(Data records)

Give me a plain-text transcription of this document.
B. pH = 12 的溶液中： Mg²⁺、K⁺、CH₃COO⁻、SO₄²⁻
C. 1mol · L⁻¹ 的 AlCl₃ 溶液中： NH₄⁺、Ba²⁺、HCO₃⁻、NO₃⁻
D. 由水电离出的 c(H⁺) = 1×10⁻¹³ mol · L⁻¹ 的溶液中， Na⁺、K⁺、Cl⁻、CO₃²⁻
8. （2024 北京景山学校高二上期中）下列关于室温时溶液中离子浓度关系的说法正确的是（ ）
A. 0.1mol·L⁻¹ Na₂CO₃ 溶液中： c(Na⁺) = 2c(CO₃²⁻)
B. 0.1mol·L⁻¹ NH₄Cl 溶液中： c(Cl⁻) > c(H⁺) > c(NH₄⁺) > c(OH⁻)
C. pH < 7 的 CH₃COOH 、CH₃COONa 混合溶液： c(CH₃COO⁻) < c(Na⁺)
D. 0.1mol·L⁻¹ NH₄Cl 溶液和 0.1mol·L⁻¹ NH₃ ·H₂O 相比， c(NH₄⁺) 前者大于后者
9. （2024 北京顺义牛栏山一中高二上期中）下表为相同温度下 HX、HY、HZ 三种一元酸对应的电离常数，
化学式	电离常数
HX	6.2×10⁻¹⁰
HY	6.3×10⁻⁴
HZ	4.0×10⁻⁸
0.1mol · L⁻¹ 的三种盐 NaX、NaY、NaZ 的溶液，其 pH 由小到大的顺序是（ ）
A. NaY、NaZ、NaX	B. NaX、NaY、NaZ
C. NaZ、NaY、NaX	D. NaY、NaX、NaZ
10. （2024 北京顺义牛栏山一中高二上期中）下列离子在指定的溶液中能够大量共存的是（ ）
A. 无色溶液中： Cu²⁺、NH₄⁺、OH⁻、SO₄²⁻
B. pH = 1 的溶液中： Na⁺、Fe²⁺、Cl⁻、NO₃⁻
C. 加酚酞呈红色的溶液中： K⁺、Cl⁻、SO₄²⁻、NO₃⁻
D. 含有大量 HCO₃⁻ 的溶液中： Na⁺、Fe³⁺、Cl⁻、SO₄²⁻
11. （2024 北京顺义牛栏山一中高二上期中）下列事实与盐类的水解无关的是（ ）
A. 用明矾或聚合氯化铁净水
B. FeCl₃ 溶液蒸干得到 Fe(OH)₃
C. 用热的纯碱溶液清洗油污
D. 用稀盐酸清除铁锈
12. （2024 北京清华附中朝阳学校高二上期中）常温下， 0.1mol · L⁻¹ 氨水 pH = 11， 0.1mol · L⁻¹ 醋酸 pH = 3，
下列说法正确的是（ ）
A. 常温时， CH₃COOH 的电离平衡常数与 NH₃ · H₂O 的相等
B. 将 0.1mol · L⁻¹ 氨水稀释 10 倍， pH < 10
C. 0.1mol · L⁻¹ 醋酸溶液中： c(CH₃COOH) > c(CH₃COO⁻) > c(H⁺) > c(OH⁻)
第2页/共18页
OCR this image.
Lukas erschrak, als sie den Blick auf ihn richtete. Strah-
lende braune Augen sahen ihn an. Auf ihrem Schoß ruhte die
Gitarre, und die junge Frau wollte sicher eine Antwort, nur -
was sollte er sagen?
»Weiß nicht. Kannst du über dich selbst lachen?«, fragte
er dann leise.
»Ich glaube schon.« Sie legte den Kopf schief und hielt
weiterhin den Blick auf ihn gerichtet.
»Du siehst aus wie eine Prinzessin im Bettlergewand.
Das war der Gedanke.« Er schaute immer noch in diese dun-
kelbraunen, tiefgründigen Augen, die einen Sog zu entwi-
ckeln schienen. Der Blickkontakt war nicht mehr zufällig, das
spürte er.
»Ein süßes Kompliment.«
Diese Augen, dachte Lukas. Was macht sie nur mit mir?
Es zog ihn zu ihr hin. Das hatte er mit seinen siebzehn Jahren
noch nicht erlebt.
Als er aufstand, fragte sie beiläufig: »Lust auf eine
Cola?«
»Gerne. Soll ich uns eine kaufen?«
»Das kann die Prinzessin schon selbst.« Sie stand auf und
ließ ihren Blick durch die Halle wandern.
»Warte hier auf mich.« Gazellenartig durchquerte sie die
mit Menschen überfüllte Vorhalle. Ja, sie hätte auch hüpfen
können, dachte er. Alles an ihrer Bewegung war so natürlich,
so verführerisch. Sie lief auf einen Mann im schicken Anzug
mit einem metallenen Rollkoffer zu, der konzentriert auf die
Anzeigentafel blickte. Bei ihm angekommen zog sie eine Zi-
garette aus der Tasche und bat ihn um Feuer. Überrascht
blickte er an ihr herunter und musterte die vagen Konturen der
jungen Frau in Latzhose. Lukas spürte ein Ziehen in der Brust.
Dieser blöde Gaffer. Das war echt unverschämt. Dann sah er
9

Set problem = Select the lines that carry the string "NH₄Cl" and copy them.

Completed exercise =
B. 0.1mol·L⁻¹ NH₄Cl 溶液中： c(Cl⁻) > c(H⁺) > c(NH₄⁺) > c(OH⁻)
D. 0.1mol·L⁻¹ NH₄Cl 溶液和 0.1mol·L⁻¹ NH₃ ·H₂O 相比， c(NH₄⁺) 前者大于后者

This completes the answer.